___ INFORMATION SHOWN

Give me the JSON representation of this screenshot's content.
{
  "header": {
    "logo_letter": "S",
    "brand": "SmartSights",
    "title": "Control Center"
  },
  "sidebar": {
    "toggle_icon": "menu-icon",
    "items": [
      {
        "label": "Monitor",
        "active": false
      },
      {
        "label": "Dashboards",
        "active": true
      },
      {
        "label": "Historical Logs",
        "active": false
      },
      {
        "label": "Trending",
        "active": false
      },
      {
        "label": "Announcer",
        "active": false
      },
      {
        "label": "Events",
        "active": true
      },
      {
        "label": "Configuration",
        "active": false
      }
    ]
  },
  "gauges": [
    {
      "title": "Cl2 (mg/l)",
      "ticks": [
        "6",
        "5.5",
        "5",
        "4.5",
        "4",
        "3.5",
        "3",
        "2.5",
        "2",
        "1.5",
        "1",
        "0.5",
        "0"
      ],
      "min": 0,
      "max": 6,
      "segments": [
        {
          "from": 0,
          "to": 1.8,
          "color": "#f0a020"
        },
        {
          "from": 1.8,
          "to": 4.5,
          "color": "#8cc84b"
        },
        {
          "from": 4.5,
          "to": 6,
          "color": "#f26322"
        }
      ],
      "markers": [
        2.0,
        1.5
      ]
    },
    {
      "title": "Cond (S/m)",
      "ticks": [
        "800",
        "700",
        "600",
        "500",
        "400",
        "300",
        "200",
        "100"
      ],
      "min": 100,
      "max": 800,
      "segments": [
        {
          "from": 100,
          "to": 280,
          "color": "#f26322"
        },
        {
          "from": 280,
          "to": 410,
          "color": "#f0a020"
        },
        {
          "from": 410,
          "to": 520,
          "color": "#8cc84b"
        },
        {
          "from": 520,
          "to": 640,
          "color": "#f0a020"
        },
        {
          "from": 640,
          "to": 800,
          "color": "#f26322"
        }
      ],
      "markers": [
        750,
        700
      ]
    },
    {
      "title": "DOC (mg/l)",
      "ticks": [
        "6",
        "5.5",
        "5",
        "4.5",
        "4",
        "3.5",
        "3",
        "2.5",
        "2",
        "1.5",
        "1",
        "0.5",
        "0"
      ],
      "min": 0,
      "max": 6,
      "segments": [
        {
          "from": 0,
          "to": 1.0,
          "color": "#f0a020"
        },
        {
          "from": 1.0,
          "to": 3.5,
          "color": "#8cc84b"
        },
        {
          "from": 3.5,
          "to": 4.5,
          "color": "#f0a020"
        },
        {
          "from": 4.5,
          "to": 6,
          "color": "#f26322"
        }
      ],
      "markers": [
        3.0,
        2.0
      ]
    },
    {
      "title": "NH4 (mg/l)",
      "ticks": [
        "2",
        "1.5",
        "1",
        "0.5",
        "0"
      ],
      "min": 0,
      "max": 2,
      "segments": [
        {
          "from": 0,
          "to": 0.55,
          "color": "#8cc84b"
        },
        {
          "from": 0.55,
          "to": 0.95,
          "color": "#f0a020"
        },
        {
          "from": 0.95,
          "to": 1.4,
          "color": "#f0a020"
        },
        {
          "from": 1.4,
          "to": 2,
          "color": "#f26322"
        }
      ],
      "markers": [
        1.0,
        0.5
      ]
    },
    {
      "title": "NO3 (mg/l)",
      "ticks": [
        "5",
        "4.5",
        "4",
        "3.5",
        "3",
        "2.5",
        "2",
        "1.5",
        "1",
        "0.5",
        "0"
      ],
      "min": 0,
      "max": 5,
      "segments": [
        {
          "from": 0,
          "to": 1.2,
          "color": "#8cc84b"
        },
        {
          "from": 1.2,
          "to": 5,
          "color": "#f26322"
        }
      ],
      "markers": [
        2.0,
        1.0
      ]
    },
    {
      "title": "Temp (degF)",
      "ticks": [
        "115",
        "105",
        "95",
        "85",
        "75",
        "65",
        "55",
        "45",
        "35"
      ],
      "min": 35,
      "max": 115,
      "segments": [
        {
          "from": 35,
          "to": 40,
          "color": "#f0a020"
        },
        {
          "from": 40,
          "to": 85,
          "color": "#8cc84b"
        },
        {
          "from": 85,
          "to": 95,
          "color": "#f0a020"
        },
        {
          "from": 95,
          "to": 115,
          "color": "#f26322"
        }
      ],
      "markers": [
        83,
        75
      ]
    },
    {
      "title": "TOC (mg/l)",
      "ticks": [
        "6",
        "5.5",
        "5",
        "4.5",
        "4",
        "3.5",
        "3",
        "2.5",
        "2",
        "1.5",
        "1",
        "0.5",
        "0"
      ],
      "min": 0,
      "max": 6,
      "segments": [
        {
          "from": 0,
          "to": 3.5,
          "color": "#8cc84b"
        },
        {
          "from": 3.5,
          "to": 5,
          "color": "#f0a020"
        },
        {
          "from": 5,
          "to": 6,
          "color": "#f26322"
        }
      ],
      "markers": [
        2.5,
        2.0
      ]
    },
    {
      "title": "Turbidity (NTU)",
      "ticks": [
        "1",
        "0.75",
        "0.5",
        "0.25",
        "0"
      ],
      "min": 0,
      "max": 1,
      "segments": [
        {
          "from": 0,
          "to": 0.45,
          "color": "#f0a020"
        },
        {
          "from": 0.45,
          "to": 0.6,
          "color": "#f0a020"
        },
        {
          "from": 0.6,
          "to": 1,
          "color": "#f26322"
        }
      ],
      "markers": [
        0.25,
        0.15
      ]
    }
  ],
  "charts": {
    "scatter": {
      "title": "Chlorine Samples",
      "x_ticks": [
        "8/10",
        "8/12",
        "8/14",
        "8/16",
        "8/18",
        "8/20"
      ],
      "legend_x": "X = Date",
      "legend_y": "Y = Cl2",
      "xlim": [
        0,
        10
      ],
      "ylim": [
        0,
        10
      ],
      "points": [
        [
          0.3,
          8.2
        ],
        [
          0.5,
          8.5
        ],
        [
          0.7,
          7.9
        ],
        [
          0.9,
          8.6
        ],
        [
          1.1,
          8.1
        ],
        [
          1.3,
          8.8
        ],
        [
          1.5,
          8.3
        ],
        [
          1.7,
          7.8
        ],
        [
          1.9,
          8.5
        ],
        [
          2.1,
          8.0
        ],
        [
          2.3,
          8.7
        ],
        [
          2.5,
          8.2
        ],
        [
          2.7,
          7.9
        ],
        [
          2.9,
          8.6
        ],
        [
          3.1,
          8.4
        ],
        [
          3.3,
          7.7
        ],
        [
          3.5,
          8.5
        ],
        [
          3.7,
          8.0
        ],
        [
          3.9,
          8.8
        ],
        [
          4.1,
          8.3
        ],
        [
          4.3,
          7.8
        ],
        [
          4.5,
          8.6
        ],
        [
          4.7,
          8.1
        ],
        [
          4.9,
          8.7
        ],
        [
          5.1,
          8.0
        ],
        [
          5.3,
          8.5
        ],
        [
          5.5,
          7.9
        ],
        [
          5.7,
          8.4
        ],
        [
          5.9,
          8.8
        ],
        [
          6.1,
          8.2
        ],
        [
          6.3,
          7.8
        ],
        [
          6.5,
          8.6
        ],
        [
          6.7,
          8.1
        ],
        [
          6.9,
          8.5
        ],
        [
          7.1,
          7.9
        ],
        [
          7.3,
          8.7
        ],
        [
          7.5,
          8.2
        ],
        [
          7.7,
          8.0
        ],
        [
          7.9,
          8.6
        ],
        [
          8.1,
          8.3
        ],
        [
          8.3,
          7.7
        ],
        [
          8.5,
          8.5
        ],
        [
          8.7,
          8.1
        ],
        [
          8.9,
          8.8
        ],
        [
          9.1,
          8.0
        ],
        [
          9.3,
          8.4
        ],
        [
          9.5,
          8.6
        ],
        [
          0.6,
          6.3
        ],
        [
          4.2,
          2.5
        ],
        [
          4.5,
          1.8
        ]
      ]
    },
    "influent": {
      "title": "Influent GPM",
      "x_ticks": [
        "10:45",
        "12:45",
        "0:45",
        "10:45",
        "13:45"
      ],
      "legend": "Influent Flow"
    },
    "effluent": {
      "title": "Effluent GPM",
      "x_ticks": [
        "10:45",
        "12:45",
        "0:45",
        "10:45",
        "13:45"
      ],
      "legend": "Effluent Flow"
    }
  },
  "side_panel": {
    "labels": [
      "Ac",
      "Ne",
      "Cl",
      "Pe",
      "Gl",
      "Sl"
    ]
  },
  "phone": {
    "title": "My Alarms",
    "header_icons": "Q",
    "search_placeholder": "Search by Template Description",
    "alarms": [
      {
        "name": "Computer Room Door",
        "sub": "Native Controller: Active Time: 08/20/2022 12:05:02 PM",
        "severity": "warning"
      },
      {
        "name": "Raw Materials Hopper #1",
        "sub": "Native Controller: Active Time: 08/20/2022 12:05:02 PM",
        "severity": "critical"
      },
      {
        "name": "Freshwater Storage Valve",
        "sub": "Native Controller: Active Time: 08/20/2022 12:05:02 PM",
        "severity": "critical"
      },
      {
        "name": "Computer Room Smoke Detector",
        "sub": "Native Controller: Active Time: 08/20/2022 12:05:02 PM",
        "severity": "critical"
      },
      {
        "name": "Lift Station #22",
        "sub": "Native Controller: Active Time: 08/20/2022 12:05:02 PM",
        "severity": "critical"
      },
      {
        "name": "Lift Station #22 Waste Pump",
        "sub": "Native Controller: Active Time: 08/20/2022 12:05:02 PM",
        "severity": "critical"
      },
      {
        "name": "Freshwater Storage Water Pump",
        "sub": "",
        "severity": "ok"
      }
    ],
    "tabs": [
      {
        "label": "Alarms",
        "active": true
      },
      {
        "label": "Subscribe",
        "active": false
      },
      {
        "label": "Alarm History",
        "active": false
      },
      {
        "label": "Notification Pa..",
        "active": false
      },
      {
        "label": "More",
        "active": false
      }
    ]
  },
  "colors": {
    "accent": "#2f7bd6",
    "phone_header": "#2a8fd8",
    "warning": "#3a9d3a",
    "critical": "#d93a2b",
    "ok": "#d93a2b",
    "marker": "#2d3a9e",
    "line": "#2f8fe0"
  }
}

______

### SET TASK:
Among the lines of the material, find those that hold the word "Lift" and copy them.

### FULL RESPONSE:
        "name": "Lift Station #22",
        "name": "Lift Station #22 Waste Pump",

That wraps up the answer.